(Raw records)
>> Start
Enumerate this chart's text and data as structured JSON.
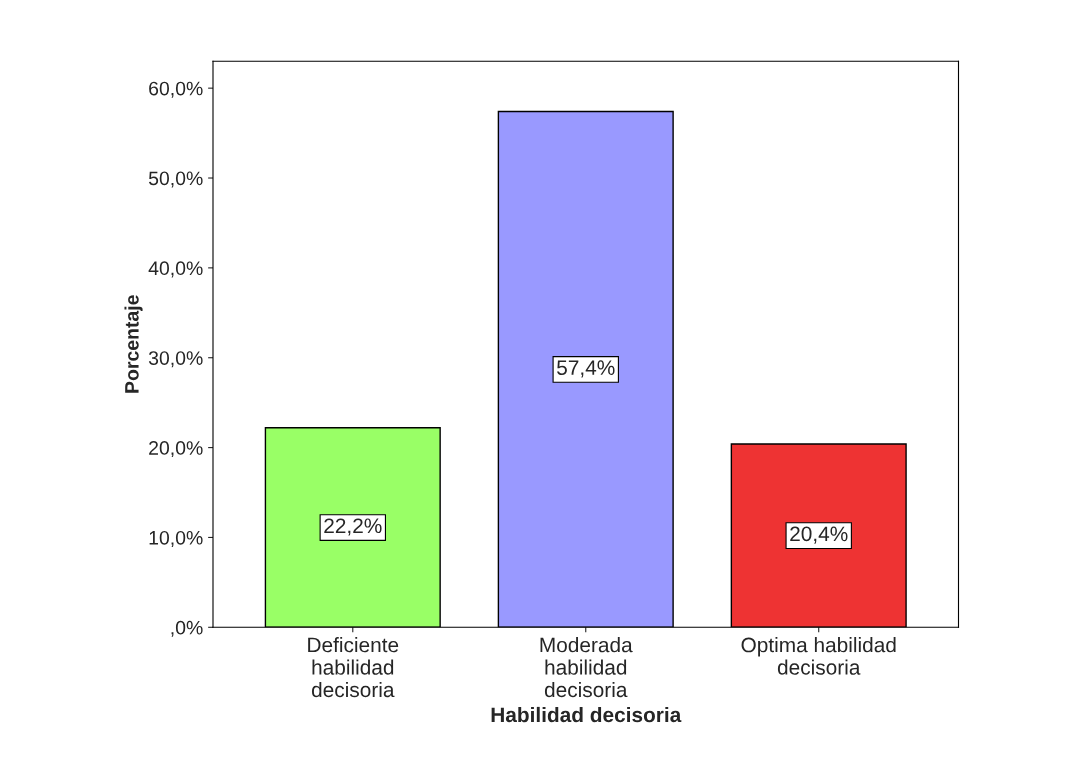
{
  "chart_data": {
    "type": "bar",
    "xlabel": "Habilidad decisoria",
    "ylabel": "Porcentaje",
    "categories": [
      "Deficiente\nhabilidad\ndecisoria",
      "Moderada\nhabilidad\ndecisoria",
      "Optima habilidad\ndecisoria"
    ],
    "values": [
      22.2,
      57.4,
      20.4
    ],
    "colors": [
      "#99ff66",
      "#9999ff",
      "#ee3333"
    ],
    "value_labels": [
      "22,2%",
      "57,4%",
      "20,4%"
    ],
    "ylim": [
      0,
      63
    ],
    "yticks": [
      {
        "value": 0,
        "label": ",0%"
      },
      {
        "value": 10,
        "label": "10,0%"
      },
      {
        "value": 20,
        "label": "20,0%"
      },
      {
        "value": 30,
        "label": "30,0%"
      },
      {
        "value": 40,
        "label": "40,0%"
      },
      {
        "value": 50,
        "label": "50,0%"
      },
      {
        "value": 60,
        "label": "60,0%"
      }
    ],
    "grid": false
  }
}
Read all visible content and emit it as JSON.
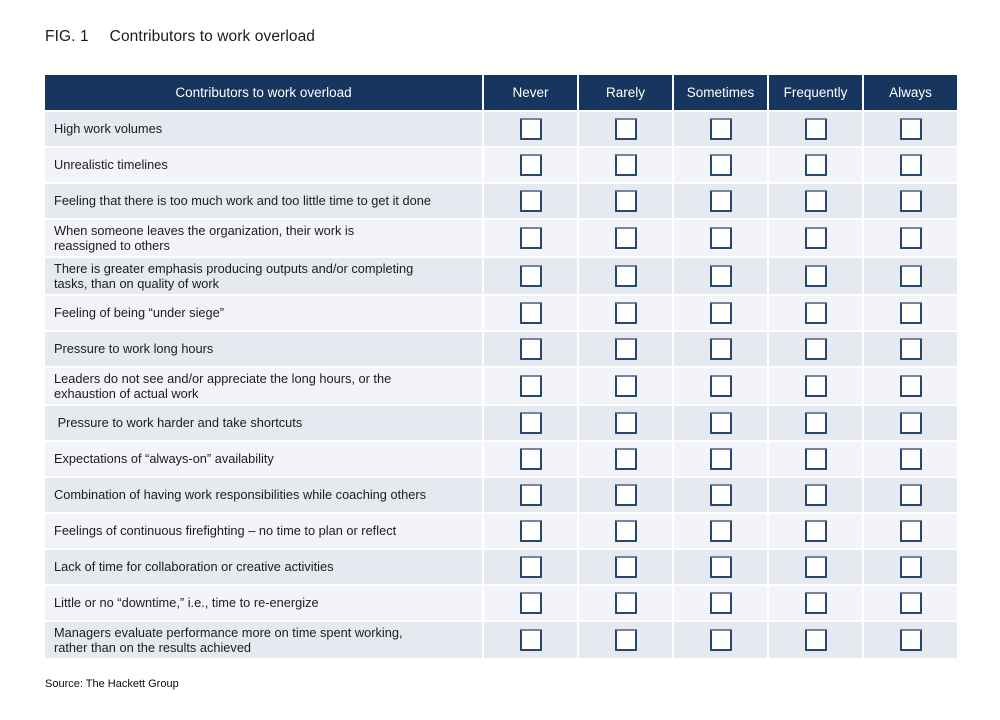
{
  "page": {
    "fig_label": "FIG. 1",
    "title": "Contributors to work overload",
    "source": "Source: The Hackett Group"
  },
  "table": {
    "header": {
      "label": "Contributors to work overload",
      "options": [
        "Never",
        "Rarely",
        "Sometimes",
        "Frequently",
        "Always"
      ]
    },
    "rows": [
      {
        "label": "High work volumes"
      },
      {
        "label": "Unrealistic timelines"
      },
      {
        "label": "Feeling that there is too much work and too little time to get it done"
      },
      {
        "label": "When someone leaves the organization, their work is\nreassigned to others"
      },
      {
        "label": "There is greater emphasis producing outputs and/or completing\ntasks, than on quality of work"
      },
      {
        "label": "Feeling of being “under siege”"
      },
      {
        "label": "Pressure to work long hours"
      },
      {
        "label": "Leaders do not see and/or appreciate the long hours, or the\nexhaustion of actual work"
      },
      {
        "label": " Pressure to work harder and take shortcuts"
      },
      {
        "label": "Expectations of “always-on” availability"
      },
      {
        "label": "Combination of having work responsibilities while coaching others"
      },
      {
        "label": "Feelings of continuous firefighting – no time to plan or reflect"
      },
      {
        "label": "Lack of time for collaboration or creative activities"
      },
      {
        "label": "Little or no “downtime,” i.e., time to re-energize"
      },
      {
        "label": "Managers evaluate performance more on time spent working,\nrather than on the results achieved"
      }
    ]
  },
  "colors": {
    "header_bg": "#16355f",
    "row_odd": "#e6e9ef",
    "row_even": "#f2f4f8",
    "checkbox_border": "#27476f",
    "separator": "#ffffff"
  }
}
>> End
■ **Request**
Where does the word "hours" appear? Return each line that holds it.

■ **Exercise output**
        "label": "Pressure to work long hours"
        "label": "Leaders do not see and/or appreciate the long hours, or the\nexhaustion of actual work"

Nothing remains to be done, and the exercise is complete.